"""

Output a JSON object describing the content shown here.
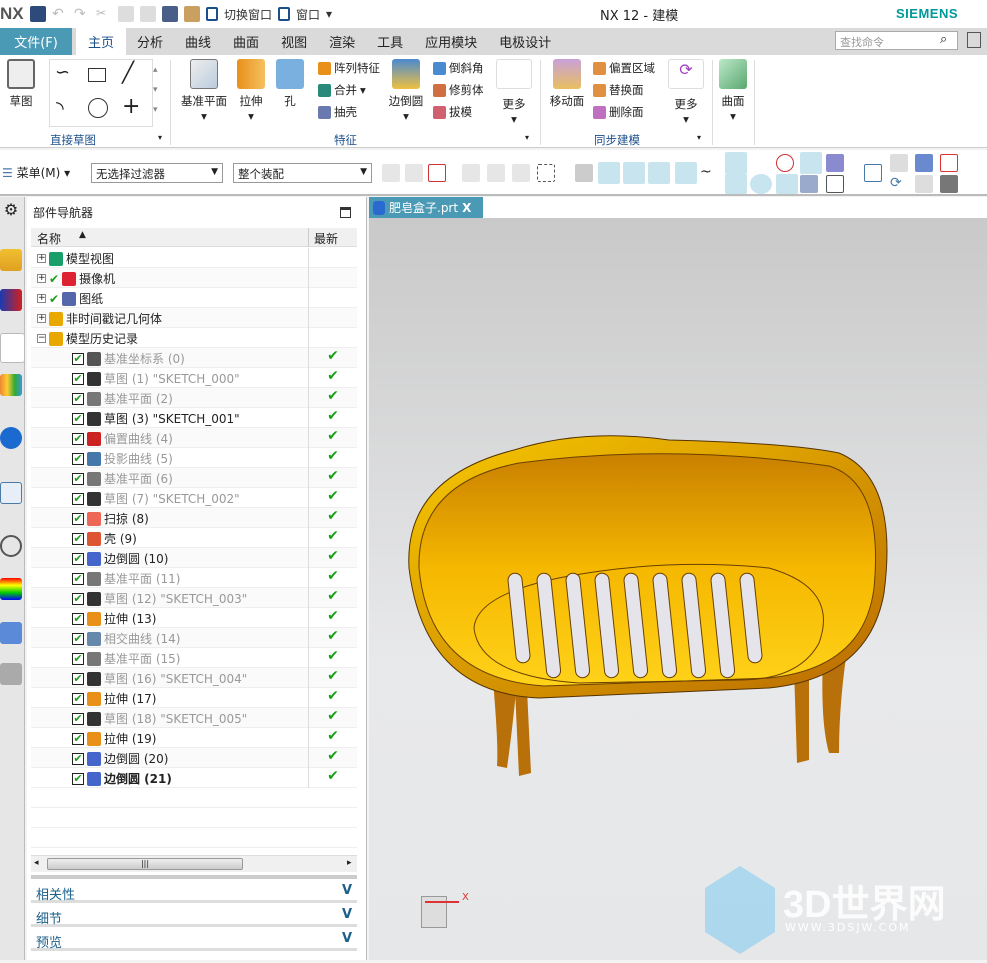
{
  "app": {
    "logo": "NX",
    "title": "NX 12 - 建模",
    "brand": "SIEMENS",
    "switch_window": "切换窗口",
    "window": "窗口"
  },
  "tabs": [
    {
      "label": "文件(F)"
    },
    {
      "label": "主页"
    },
    {
      "label": "分析"
    },
    {
      "label": "曲线"
    },
    {
      "label": "曲面"
    },
    {
      "label": "视图"
    },
    {
      "label": "渲染"
    },
    {
      "label": "工具"
    },
    {
      "label": "应用模块"
    },
    {
      "label": "电极设计"
    }
  ],
  "search": {
    "placeholder": "查找命令"
  },
  "ribbon": {
    "sketch": "草图",
    "group1": "直接草图",
    "datum_plane": "基准平面",
    "extrude": "拉伸",
    "hole": "孔",
    "pattern": "阵列特征",
    "unite": "合并",
    "shell": "抽壳",
    "edge_blend": "边倒圆",
    "chamfer": "倒斜角",
    "trim_body": "修剪体",
    "draft": "拔模",
    "more1": "更多",
    "group2": "特征",
    "move_face": "移动面",
    "offset_region": "偏置区域",
    "replace_face": "替换面",
    "delete_face": "删除面",
    "more2": "更多",
    "group3": "同步建模",
    "surface": "曲面"
  },
  "toolbar": {
    "menu": "菜单(M)",
    "filter": "无选择过滤器",
    "assembly": "整个装配"
  },
  "navigator": {
    "title": "部件导航器",
    "col_name": "名称",
    "col_latest": "最新",
    "rows": [
      {
        "label": "模型视图",
        "level": 0,
        "expand": "+",
        "check": false,
        "style": "normal",
        "icon": "model-views-icon",
        "color": "#1a9e6a",
        "latest": ""
      },
      {
        "label": "摄像机",
        "level": 0,
        "expand": "+",
        "check": "tick",
        "style": "normal",
        "icon": "camera-icon",
        "color": "#d23",
        "latest": ""
      },
      {
        "label": "图纸",
        "level": 0,
        "expand": "+",
        "check": "tick",
        "style": "normal",
        "icon": "drawing-icon",
        "color": "#56a",
        "latest": ""
      },
      {
        "label": "非时间戳记几何体",
        "level": 0,
        "expand": "+",
        "check": false,
        "style": "normal",
        "icon": "folder-icon",
        "color": "#e9a800",
        "latest": ""
      },
      {
        "label": "模型历史记录",
        "level": 0,
        "expand": "−",
        "check": false,
        "style": "normal",
        "icon": "folder-open-icon",
        "color": "#e9a800",
        "latest": ""
      },
      {
        "label": "基准坐标系 (0)",
        "level": 1,
        "check": true,
        "style": "gray",
        "icon": "datum-csys-icon",
        "color": "#555",
        "latest": "✔"
      },
      {
        "label": "草图 (1) \"SKETCH_000\"",
        "level": 1,
        "check": true,
        "style": "gray",
        "icon": "sketch-icon",
        "color": "#333",
        "latest": "✔"
      },
      {
        "label": "基准平面 (2)",
        "level": 1,
        "check": true,
        "style": "gray",
        "icon": "datum-plane-icon",
        "color": "#777",
        "latest": "✔"
      },
      {
        "label": "草图 (3) \"SKETCH_001\"",
        "level": 1,
        "check": true,
        "style": "normal",
        "icon": "sketch-icon",
        "color": "#333",
        "latest": "✔"
      },
      {
        "label": "偏置曲线 (4)",
        "level": 1,
        "check": true,
        "style": "gray",
        "icon": "offset-curve-icon",
        "color": "#c22",
        "latest": "✔"
      },
      {
        "label": "投影曲线 (5)",
        "level": 1,
        "check": true,
        "style": "gray",
        "icon": "project-curve-icon",
        "color": "#47a",
        "latest": "✔"
      },
      {
        "label": "基准平面 (6)",
        "level": 1,
        "check": true,
        "style": "gray",
        "icon": "datum-plane-icon",
        "color": "#777",
        "latest": "✔"
      },
      {
        "label": "草图 (7) \"SKETCH_002\"",
        "level": 1,
        "check": true,
        "style": "gray",
        "icon": "sketch-icon",
        "color": "#333",
        "latest": "✔"
      },
      {
        "label": "扫掠 (8)",
        "level": 1,
        "check": true,
        "style": "normal",
        "icon": "sweep-icon",
        "color": "#e65",
        "latest": "✔"
      },
      {
        "label": "壳 (9)",
        "level": 1,
        "check": true,
        "style": "normal",
        "icon": "shell-icon",
        "color": "#d53",
        "latest": "✔"
      },
      {
        "label": "边倒圆 (10)",
        "level": 1,
        "check": true,
        "style": "normal",
        "icon": "edge-blend-icon",
        "color": "#46c",
        "latest": "✔"
      },
      {
        "label": "基准平面 (11)",
        "level": 1,
        "check": true,
        "style": "gray",
        "icon": "datum-plane-icon",
        "color": "#777",
        "latest": "✔"
      },
      {
        "label": "草图 (12) \"SKETCH_003\"",
        "level": 1,
        "check": true,
        "style": "gray",
        "icon": "sketch-icon",
        "color": "#333",
        "latest": "✔"
      },
      {
        "label": "拉伸 (13)",
        "level": 1,
        "check": true,
        "style": "normal",
        "icon": "extrude-icon",
        "color": "#e8901a",
        "latest": "✔"
      },
      {
        "label": "相交曲线 (14)",
        "level": 1,
        "check": true,
        "style": "gray",
        "icon": "intersection-curve-icon",
        "color": "#68a",
        "latest": "✔"
      },
      {
        "label": "基准平面 (15)",
        "level": 1,
        "check": true,
        "style": "gray",
        "icon": "datum-plane-icon",
        "color": "#777",
        "latest": "✔"
      },
      {
        "label": "草图 (16) \"SKETCH_004\"",
        "level": 1,
        "check": true,
        "style": "gray",
        "icon": "sketch-icon",
        "color": "#333",
        "latest": "✔"
      },
      {
        "label": "拉伸 (17)",
        "level": 1,
        "check": true,
        "style": "normal",
        "icon": "extrude-icon",
        "color": "#e8901a",
        "latest": "✔"
      },
      {
        "label": "草图 (18) \"SKETCH_005\"",
        "level": 1,
        "check": true,
        "style": "gray",
        "icon": "sketch-icon",
        "color": "#333",
        "latest": "✔"
      },
      {
        "label": "拉伸 (19)",
        "level": 1,
        "check": true,
        "style": "normal",
        "icon": "extrude-icon",
        "color": "#e8901a",
        "latest": "✔"
      },
      {
        "label": "边倒圆 (20)",
        "level": 1,
        "check": true,
        "style": "normal",
        "icon": "edge-blend-icon",
        "color": "#46c",
        "latest": "✔"
      },
      {
        "label": "边倒圆 (21)",
        "level": 1,
        "check": true,
        "style": "bold",
        "icon": "edge-blend-icon",
        "color": "#46c",
        "latest": "✔"
      }
    ],
    "panels": [
      "相关性",
      "细节",
      "预览"
    ]
  },
  "document": {
    "tab": "肥皂盒子.prt",
    "close": "X"
  },
  "triad": {
    "x": "X"
  },
  "watermark": {
    "name": "3D世界网",
    "url": "WWW.3DSJW.COM"
  },
  "colors": {
    "accent": "#4b9ab5",
    "model": "#f0b000",
    "check": "#1a9e1a"
  }
}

"""

• _What this task involves_:
Look through the data and gather every line with the string "folder" in it.

• _Result of the exercise_:
        "icon": "folder-icon",
        "icon": "folder-open-icon",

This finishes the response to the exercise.